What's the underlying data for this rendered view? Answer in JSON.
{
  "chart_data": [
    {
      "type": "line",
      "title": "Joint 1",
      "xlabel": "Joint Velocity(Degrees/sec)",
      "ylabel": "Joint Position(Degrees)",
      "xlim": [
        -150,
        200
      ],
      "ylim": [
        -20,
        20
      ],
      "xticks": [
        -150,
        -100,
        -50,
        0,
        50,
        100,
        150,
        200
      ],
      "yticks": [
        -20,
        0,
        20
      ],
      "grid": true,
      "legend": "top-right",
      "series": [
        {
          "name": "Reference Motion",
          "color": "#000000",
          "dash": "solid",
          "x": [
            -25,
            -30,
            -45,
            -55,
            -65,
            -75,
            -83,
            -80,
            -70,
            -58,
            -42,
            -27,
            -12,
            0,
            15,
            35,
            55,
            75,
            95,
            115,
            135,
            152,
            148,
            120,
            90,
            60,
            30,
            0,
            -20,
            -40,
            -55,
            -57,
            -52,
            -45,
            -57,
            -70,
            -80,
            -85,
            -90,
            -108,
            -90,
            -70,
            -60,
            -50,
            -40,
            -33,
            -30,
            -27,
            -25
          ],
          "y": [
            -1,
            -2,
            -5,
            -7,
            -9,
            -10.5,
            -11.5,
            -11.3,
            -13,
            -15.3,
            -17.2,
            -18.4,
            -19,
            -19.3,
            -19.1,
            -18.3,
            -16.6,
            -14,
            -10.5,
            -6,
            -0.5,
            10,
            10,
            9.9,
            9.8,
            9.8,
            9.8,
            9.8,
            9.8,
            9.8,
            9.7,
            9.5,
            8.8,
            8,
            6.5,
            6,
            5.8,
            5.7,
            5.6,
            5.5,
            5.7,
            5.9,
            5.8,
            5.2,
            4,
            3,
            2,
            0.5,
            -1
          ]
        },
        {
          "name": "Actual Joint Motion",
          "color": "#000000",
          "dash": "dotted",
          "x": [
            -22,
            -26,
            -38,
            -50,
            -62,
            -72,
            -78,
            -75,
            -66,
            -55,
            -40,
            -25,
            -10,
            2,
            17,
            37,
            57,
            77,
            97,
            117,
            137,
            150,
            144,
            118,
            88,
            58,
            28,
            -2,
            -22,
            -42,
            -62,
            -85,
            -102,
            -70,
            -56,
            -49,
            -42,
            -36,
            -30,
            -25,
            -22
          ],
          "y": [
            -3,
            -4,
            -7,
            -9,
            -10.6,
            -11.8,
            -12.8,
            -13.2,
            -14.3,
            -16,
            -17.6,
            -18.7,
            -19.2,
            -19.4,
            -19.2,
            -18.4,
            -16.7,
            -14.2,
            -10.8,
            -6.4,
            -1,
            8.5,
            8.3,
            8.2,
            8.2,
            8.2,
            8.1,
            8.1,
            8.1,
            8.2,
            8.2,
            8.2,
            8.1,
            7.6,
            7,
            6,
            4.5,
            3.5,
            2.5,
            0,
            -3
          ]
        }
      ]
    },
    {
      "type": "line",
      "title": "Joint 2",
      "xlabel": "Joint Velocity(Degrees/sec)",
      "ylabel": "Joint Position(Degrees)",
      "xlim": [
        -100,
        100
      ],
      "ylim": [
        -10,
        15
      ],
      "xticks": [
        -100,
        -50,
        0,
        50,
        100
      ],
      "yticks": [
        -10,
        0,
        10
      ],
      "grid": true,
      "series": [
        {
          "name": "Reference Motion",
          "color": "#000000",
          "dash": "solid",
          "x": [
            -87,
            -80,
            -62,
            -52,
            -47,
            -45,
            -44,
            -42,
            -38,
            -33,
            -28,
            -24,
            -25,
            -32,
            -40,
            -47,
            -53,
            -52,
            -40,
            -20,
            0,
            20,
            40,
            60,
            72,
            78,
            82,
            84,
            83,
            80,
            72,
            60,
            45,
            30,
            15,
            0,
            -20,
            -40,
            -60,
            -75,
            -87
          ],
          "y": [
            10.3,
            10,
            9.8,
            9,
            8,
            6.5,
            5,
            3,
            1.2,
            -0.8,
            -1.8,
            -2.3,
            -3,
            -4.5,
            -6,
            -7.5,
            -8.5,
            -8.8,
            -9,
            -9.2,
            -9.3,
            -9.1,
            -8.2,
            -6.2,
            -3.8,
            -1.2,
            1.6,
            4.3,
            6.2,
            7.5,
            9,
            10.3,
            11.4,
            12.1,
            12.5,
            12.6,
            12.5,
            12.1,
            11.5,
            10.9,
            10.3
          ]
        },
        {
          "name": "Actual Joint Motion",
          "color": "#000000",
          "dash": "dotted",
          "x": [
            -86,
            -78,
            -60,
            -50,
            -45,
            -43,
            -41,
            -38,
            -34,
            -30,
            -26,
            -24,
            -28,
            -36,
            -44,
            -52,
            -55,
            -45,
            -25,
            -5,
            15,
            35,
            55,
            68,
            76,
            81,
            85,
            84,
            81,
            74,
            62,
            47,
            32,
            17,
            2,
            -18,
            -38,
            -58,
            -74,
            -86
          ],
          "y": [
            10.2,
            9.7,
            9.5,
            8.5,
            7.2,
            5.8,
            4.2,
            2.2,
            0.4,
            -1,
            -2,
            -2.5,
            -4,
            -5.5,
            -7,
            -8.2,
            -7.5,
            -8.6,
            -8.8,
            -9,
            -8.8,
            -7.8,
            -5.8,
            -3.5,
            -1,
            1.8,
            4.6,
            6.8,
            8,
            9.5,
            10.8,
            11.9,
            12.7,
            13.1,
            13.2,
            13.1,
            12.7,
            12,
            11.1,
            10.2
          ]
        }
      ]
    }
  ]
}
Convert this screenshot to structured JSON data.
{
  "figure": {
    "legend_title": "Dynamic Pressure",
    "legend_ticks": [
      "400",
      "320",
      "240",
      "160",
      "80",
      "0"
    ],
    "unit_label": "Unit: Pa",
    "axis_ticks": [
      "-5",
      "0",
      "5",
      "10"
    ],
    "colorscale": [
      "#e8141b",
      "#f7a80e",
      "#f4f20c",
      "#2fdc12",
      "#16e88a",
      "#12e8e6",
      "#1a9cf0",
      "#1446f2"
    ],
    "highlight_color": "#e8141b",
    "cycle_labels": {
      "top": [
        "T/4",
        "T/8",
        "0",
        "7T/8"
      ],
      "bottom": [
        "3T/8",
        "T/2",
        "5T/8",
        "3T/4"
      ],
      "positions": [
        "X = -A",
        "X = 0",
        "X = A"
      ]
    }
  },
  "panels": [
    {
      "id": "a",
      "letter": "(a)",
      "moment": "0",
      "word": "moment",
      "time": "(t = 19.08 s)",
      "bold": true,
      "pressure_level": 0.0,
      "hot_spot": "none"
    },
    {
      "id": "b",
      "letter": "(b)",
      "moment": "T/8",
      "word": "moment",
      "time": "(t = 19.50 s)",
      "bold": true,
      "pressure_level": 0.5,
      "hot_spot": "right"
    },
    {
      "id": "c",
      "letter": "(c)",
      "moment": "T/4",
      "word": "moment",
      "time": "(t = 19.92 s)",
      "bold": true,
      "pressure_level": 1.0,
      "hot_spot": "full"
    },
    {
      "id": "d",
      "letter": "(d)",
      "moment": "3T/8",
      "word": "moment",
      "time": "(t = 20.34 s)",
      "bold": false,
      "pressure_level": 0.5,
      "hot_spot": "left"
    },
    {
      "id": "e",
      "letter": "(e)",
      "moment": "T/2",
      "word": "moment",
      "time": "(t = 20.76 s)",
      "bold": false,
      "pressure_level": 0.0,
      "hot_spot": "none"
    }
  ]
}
= = = = = = =
Repeat the records above exactly, leaving none out.

What's the underlying data for this rendered view? Answer in JSON.
{
  "chart_data": [
    {
      "type": "line",
      "title": "Joint 1",
      "xlabel": "Joint Velocity(Degrees/sec)",
      "ylabel": "Joint Position(Degrees)",
      "xlim": [
        -150,
        200
      ],
      "ylim": [
        -20,
        20
      ],
      "xticks": [
        -150,
        -100,
        -50,
        0,
        50,
        100,
        150,
        200
      ],
      "yticks": [
        -20,
        0,
        20
      ],
      "grid": true,
      "legend": "top-right",
      "series": [
        {
          "name": "Reference Motion",
          "color": "#000000",
          "dash": "solid",
          "x": [
            -25,
            -30,
            -45,
            -55,
            -65,
            -75,
            -83,
            -80,
            -70,
            -58,
            -42,
            -27,
            -12,
            0,
            15,
            35,
            55,
            75,
            95,
            115,
            135,
            152,
            148,
            120,
            90,
            60,
            30,
            0,
            -20,
            -40,
            -55,
            -57,
            -52,
            -45,
            -57,
            -70,
            -80,
            -85,
            -90,
            -108,
            -90,
            -70,
            -60,
            -50,
            -40,
            -33,
            -30,
            -27,
            -25
          ],
          "y": [
            -1,
            -2,
            -5,
            -7,
            -9,
            -10.5,
            -11.5,
            -11.3,
            -13,
            -15.3,
            -17.2,
            -18.4,
            -19,
            -19.3,
            -19.1,
            -18.3,
            -16.6,
            -14,
            -10.5,
            -6,
            -0.5,
            10,
            10,
            9.9,
            9.8,
            9.8,
            9.8,
            9.8,
            9.8,
            9.8,
            9.7,
            9.5,
            8.8,
            8,
            6.5,
            6,
            5.8,
            5.7,
            5.6,
            5.5,
            5.7,
            5.9,
            5.8,
            5.2,
            4,
            3,
            2,
            0.5,
            -1
          ]
        },
        {
          "name": "Actual Joint Motion",
          "color": "#000000",
          "dash": "dotted",
          "x": [
            -22,
            -26,
            -38,
            -50,
            -62,
            -72,
            -78,
            -75,
            -66,
            -55,
            -40,
            -25,
            -10,
            2,
            17,
            37,
            57,
            77,
            97,
            117,
            137,
            150,
            144,
            118,
            88,
            58,
            28,
            -2,
            -22,
            -42,
            -62,
            -85,
            -102,
            -70,
            -56,
            -49,
            -42,
            -36,
            -30,
            -25,
            -22
          ],
          "y": [
            -3,
            -4,
            -7,
            -9,
            -10.6,
            -11.8,
            -12.8,
            -13.2,
            -14.3,
            -16,
            -17.6,
            -18.7,
            -19.2,
            -19.4,
            -19.2,
            -18.4,
            -16.7,
            -14.2,
            -10.8,
            -6.4,
            -1,
            8.5,
            8.3,
            8.2,
            8.2,
            8.2,
            8.1,
            8.1,
            8.1,
            8.2,
            8.2,
            8.2,
            8.1,
            7.6,
            7,
            6,
            4.5,
            3.5,
            2.5,
            0,
            -3
          ]
        }
      ]
    },
    {
      "type": "line",
      "title": "Joint 2",
      "xlabel": "Joint Velocity(Degrees/sec)",
      "ylabel": "Joint Position(Degrees)",
      "xlim": [
        -100,
        100
      ],
      "ylim": [
        -10,
        15
      ],
      "xticks": [
        -100,
        -50,
        0,
        50,
        100
      ],
      "yticks": [
        -10,
        0,
        10
      ],
      "grid": true,
      "series": [
        {
          "name": "Reference Motion",
          "color": "#000000",
          "dash": "solid",
          "x": [
            -87,
            -80,
            -62,
            -52,
            -47,
            -45,
            -44,
            -42,
            -38,
            -33,
            -28,
            -24,
            -25,
            -32,
            -40,
            -47,
            -53,
            -52,
            -40,
            -20,
            0,
            20,
            40,
            60,
            72,
            78,
            82,
            84,
            83,
            80,
            72,
            60,
            45,
            30,
            15,
            0,
            -20,
            -40,
            -60,
            -75,
            -87
          ],
          "y": [
            10.3,
            10,
            9.8,
            9,
            8,
            6.5,
            5,
            3,
            1.2,
            -0.8,
            -1.8,
            -2.3,
            -3,
            -4.5,
            -6,
            -7.5,
            -8.5,
            -8.8,
            -9,
            -9.2,
            -9.3,
            -9.1,
            -8.2,
            -6.2,
            -3.8,
            -1.2,
            1.6,
            4.3,
            6.2,
            7.5,
            9,
            10.3,
            11.4,
            12.1,
            12.5,
            12.6,
            12.5,
            12.1,
            11.5,
            10.9,
            10.3
          ]
        },
        {
          "name": "Actual Joint Motion",
          "color": "#000000",
          "dash": "dotted",
          "x": [
            -86,
            -78,
            -60,
            -50,
            -45,
            -43,
            -41,
            -38,
            -34,
            -30,
            -26,
            -24,
            -28,
            -36,
            -44,
            -52,
            -55,
            -45,
            -25,
            -5,
            15,
            35,
            55,
            68,
            76,
            81,
            85,
            84,
            81,
            74,
            62,
            47,
            32,
            17,
            2,
            -18,
            -38,
            -58,
            -74,
            -86
          ],
          "y": [
            10.2,
            9.7,
            9.5,
            8.5,
            7.2,
            5.8,
            4.2,
            2.2,
            0.4,
            -1,
            -2,
            -2.5,
            -4,
            -5.5,
            -7,
            -8.2,
            -7.5,
            -8.6,
            -8.8,
            -9,
            -8.8,
            -7.8,
            -5.8,
            -3.5,
            -1,
            1.8,
            4.6,
            6.8,
            8,
            9.5,
            10.8,
            11.9,
            12.7,
            13.1,
            13.2,
            13.1,
            12.7,
            12,
            11.1,
            10.2
          ]
        }
      ]
    }
  ]
}
Convert this screenshot to structured JSON data.
{
  "figure": {
    "legend_title": "Dynamic Pressure",
    "legend_ticks": [
      "400",
      "320",
      "240",
      "160",
      "80",
      "0"
    ],
    "unit_label": "Unit: Pa",
    "axis_ticks": [
      "-5",
      "0",
      "5",
      "10"
    ],
    "colorscale": [
      "#e8141b",
      "#f7a80e",
      "#f4f20c",
      "#2fdc12",
      "#16e88a",
      "#12e8e6",
      "#1a9cf0",
      "#1446f2"
    ],
    "highlight_color": "#e8141b",
    "cycle_labels": {
      "top": [
        "T/4",
        "T/8",
        "0",
        "7T/8"
      ],
      "bottom": [
        "3T/8",
        "T/2",
        "5T/8",
        "3T/4"
      ],
      "positions": [
        "X = -A",
        "X = 0",
        "X = A"
      ]
    }
  },
  "panels": [
    {
      "id": "a",
      "letter": "(a)",
      "moment": "0",
      "word": "moment",
      "time": "(t = 19.08 s)",
      "bold": true,
      "pressure_level": 0.0,
      "hot_spot": "none"
    },
    {
      "id": "b",
      "letter": "(b)",
      "moment": "T/8",
      "word": "moment",
      "time": "(t = 19.50 s)",
      "bold": true,
      "pressure_level": 0.5,
      "hot_spot": "right"
    },
    {
      "id": "c",
      "letter": "(c)",
      "moment": "T/4",
      "word": "moment",
      "time": "(t = 19.92 s)",
      "bold": true,
      "pressure_level": 1.0,
      "hot_spot": "full"
    },
    {
      "id": "d",
      "letter": "(d)",
      "moment": "3T/8",
      "word": "moment",
      "time": "(t = 20.34 s)",
      "bold": false,
      "pressure_level": 0.5,
      "hot_spot": "left"
    },
    {
      "id": "e",
      "letter": "(e)",
      "moment": "T/2",
      "word": "moment",
      "time": "(t = 20.76 s)",
      "bold": false,
      "pressure_level": 0.0,
      "hot_spot": "none"
    }
  ]
}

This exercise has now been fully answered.